→ **Extracted information**

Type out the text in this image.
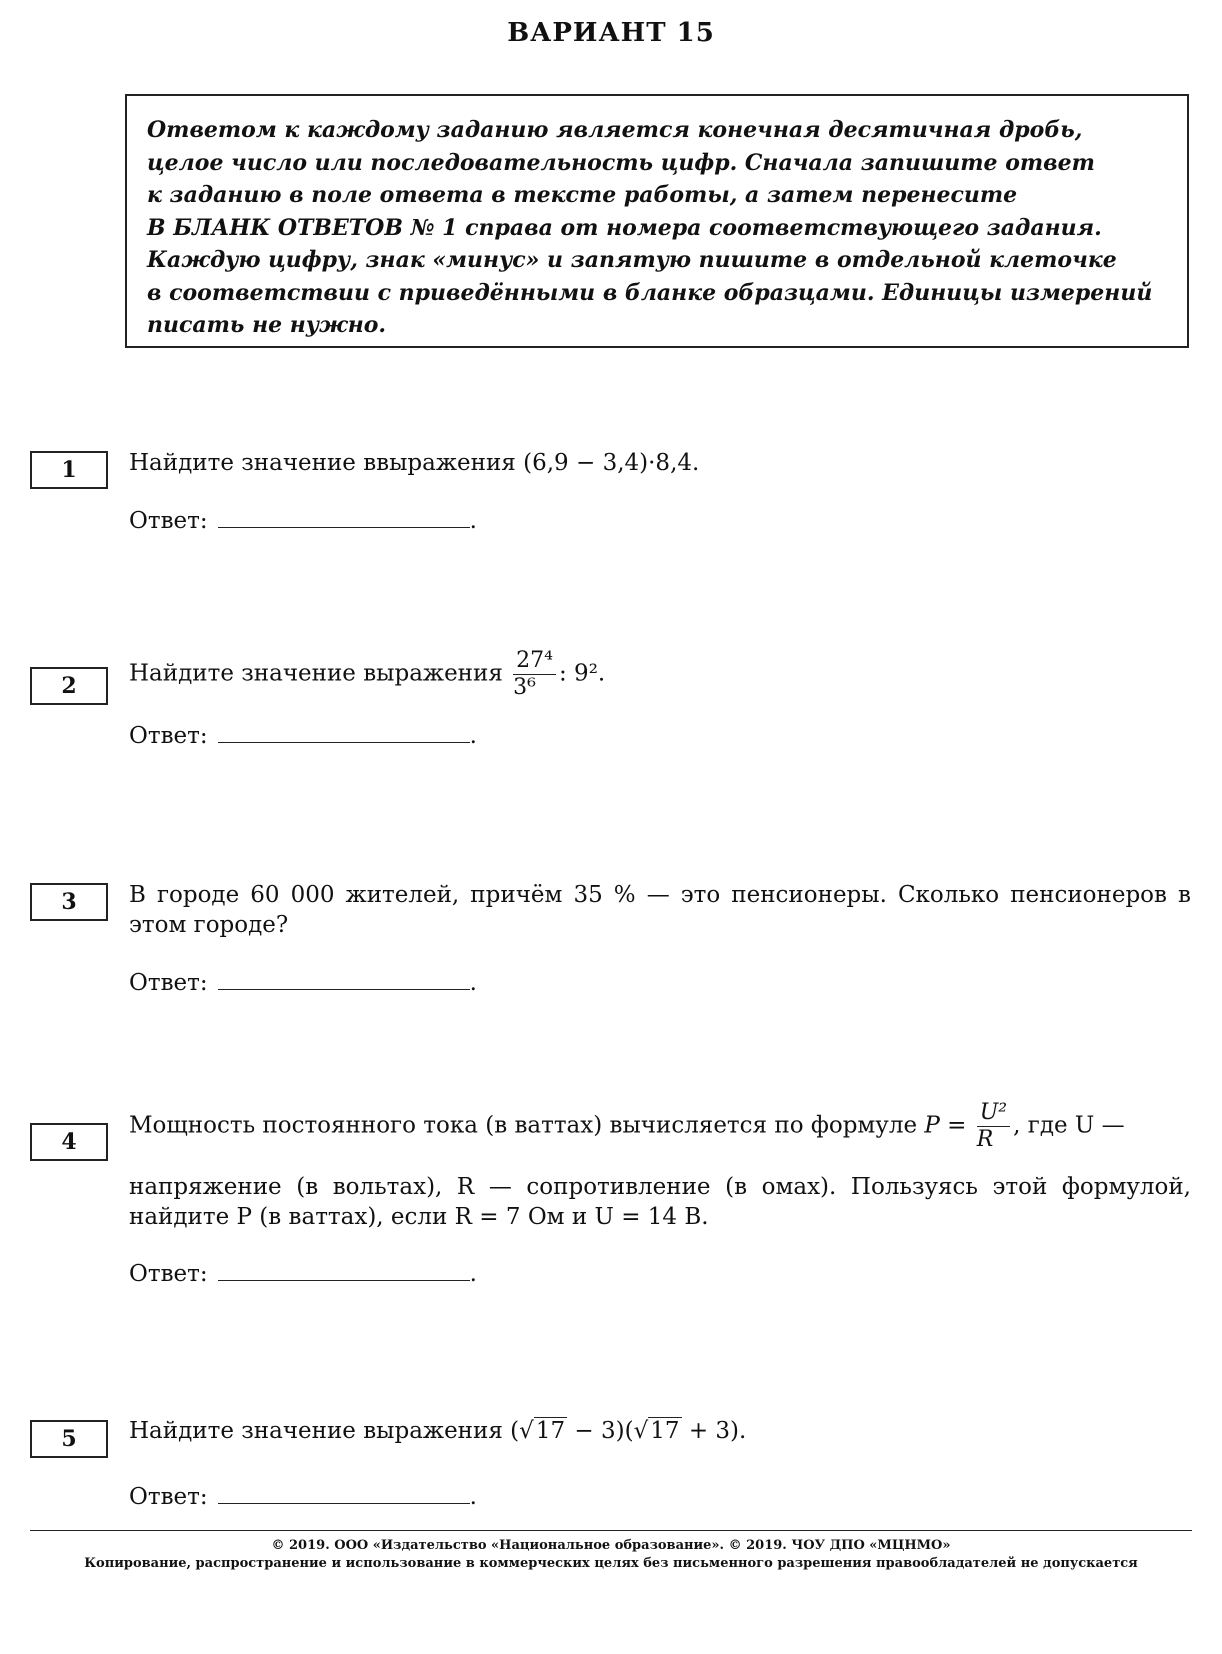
ВАРИАНТ 15
Ответом к каждому заданию является конечная десятичная дробь,
целое число или последовательность цифр. Сначала запишите ответ
к заданию в поле ответа в тексте работы, а затем перенесите
В БЛАНК ОТВЕТОВ № 1 справа от номера соответствующего задания.
Каждую цифру, знак «минус» и запятую пишите в отдельной клеточке
в соответствии с приведёнными в бланке образцами. Единицы измерений
писать не нужно.
1	Найдите значение ввыражения (6,9 − 3,4)·8,4.
Ответ:	.
2	Найдите значение выражения $\frac{\text{27⁴}}{\text{3⁶}}$ : 9².
Ответ:	.
3	В городе 60 000 жителей, причём 35 % — это пенсионеры. Сколько пенсионеров в этом городе?
Ответ:	.
4
Мощность постоянного тока (в ваттах) вычисляется по формуле $P = \frac{\text{U²}}{R}$ , где U —
напряжение (в вольтах), R — сопротивление (в омах). Пользуясь этой формулой, найдите P (в ваттах), если R = 7 Ом и U = 14 В.
Ответ:	.
5	Найдите значение выражения (√17 − 3)(√17 + 3).
Ответ:	.
© 2019. ООО «Издательство «Национальное образование». © 2019. ЧОУ ДПО «МЦНМО»
Копирование, распространение и использование в коммерческих целях без письменного разрешения правообладателей не допускается
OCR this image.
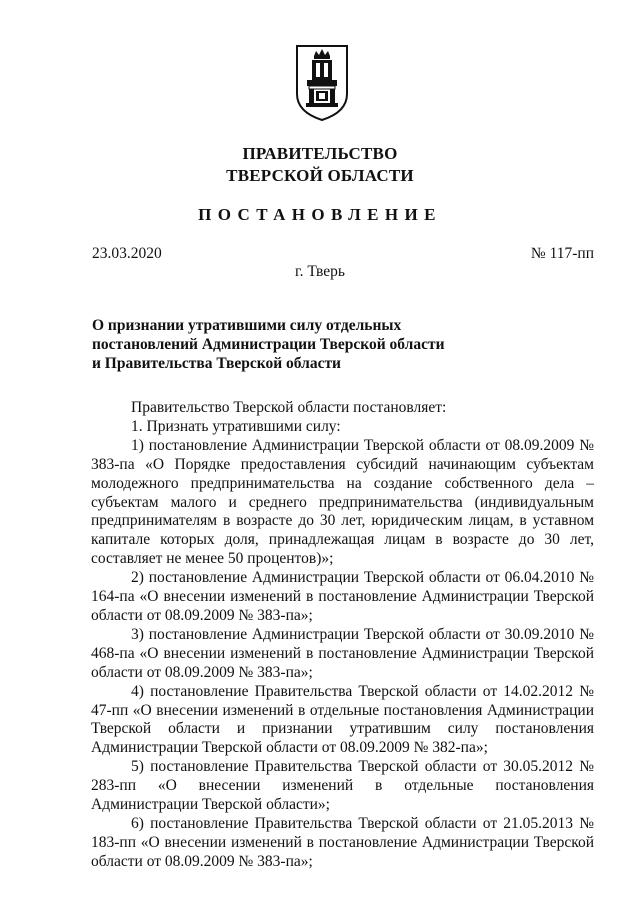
ПРАВИТЕЛЬСТВО
ТВЕРСКОЙ ОБЛАСТИ
ПОСТАНОВЛЕНИЕ
23.03.2020	№ 117-пп
г. Тверь
О признании утратившими силу отдельных
постановлений Администрации Тверской области
и Правительства Тверской области

Правительство Тверской области постановляет:

1. Признать утратившими силу:

1) постановление Администрации Тверской области от 08.09.2009 № 383-па «О Порядке предоставления субсидий начинающим субъектам молодежного предпринимательства на создание собственного дела – субъектам малого и среднего предпринимательства (индивидуальным предпринимателям в возрасте до 30 лет, юридическим лицам, в уставном капитале которых доля, принадлежащая лицам в возрасте до 30 лет, составляет не менее 50 процентов)»;

2) постановление Администрации Тверской области от 06.04.2010 № 164-па «О внесении изменений в постановление Администрации Тверской области от 08.09.2009 № 383-па»;

3) постановление Администрации Тверской области от 30.09.2010 № 468-па «О внесении изменений в постановление Администрации Тверской области от 08.09.2009 № 383-па»;

4) постановление Правительства Тверской области от 14.02.2012 № 47-пп «О внесении изменений в отдельные постановления Администрации Тверской области и признании утратившим силу постановления Администрации Тверской области от 08.09.2009 № 382-па»;

5) постановление Правительства Тверской области от 30.05.2012 № 283-пп «О внесении изменений в отдельные постановления Администрации Тверской области»;

6) постановление Правительства Тверской области от 21.05.2013 № 183-пп «О внесении изменений в постановление Администрации Тверской области от 08.09.2009 № 383-па»;
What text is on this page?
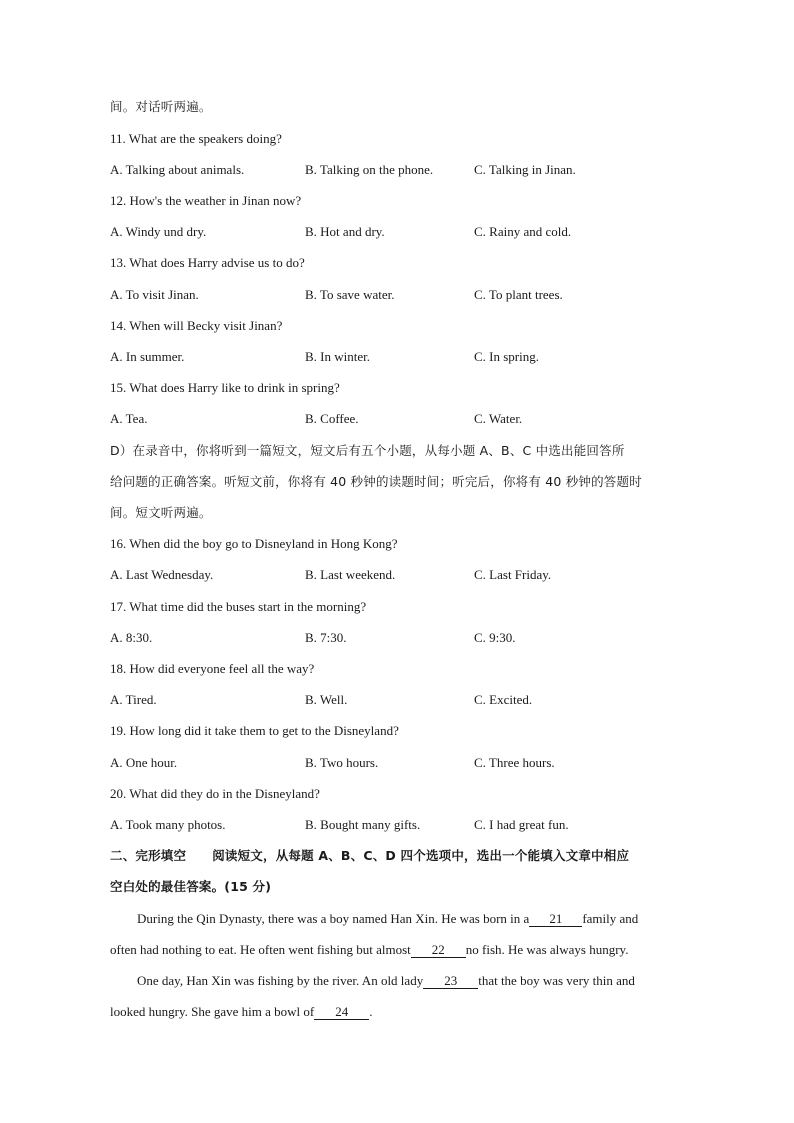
间。对话听两遍。
11. What are the speakers doing?
A. Talking about animals.	B. Talking on the phone.	C. Talking in Jinan.
12. How's the weather in Jinan now?
A. Windy und dry.	B. Hot and dry.	C. Rainy and cold.
13. What does Harry advise us to do?
A. To visit Jinan.	B. To save water.	C. To plant trees.
14. When will Becky visit Jinan?
A. In summer.	B. In winter.	C. In spring.
15. What does Harry like to drink in spring?
A. Tea.	B. Coffee.	C. Water.
D）在录音中，你将听到一篇短文，短文后有五个小题，从每小题 A、B、C 中选出能回答所
给问题的正确答案。听短文前，你将有 40 秒钟的读题时间；听完后，你将有 40 秒钟的答题时
间。短文听两遍。
16. When did the boy go to Disneyland in Hong Kong?
A. Last Wednesday.	B. Last weekend.	C. Last Friday.
17. What time did the buses start in the morning?
A. 8:30.	B. 7:30.	C. 9:30.
18. How did everyone feel all the way?
A. Tired.	B. Well.	C. Excited.
19. How long did it take them to get to the Disneyland?
A. One hour.	B. Two hours.	C. Three hours.
20. What did they do in the Disneyland?
A. Took many photos.	B. Bought many gifts.	C. I had great fun.
二、完形填空 阅读短文，从每题 A、B、C、D 四个选项中，选出一个能填入文章中相应
空白处的最佳答案。(15 分)
During the Qin Dynasty, there was a boy named Han Xin. He was born in a 21 family and
often had nothing to eat. He often went fishing but almost 22 no fish. He was always hungry.
One day, Han Xin was fishing by the river. An old lady 23 that the boy was very thin and
looked hungry. She gave him a bowl of 24 .
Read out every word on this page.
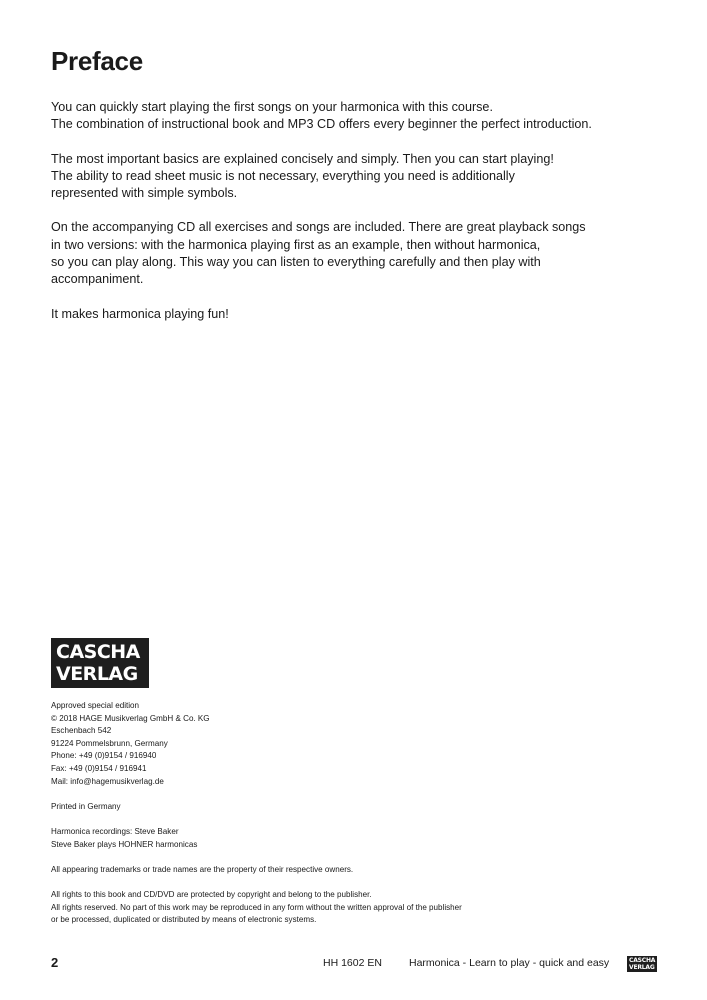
Preface

You can quickly start playing the first songs on your harmonica with this course.
The combination of instructional book and MP3 CD offers every beginner the perfect introduction.

The most important basics are explained concisely and simply. Then you can start playing!
The ability to read sheet music is not necessary, everything you need is additionally
represented with simple symbols.

On the accompanying CD all exercises and songs are included. There are great playback songs
in two versions: with the harmonica playing first as an example, then without harmonica,
so you can play along. This way you can listen to everything carefully and then play with
accompaniment.

It makes harmonica playing fun!

CASCHA
VERLAG
Approved special edition
© 2018 HAGE Musikverlag GmbH & Co. KG
Eschenbach 542
91224 Pommelsbrunn, Germany
Phone: +49 (0)9154 / 916940
Fax: +49 (0)9154 / 916941
Mail: info@hagemusikverlag.de
Printed in Germany
Harmonica recordings: Steve Baker
Steve Baker plays HOHNER harmonicas
All appearing trademarks or trade names are the property of their respective owners.
All rights to this book and CD/DVD are protected by copyright and belong to the publisher.
All rights reserved. No part of this work may be reproduced in any form without the written approval of the publisher
or be processed, duplicated or distributed by means of electronic systems.
2	HH 1602 EN	Harmonica - Learn to play - quick and easy	CASCHA
VERLAG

→ **What this task involves**
Find every line in the records above that holds the word "fishing", and copy each one.

→ **Task answer**
often had nothing to eat. He often went fishing but almost 22 no fish. He was always hungry.
One day, Han Xin was fishing by the river. An old lady 23 that the boy was very thin and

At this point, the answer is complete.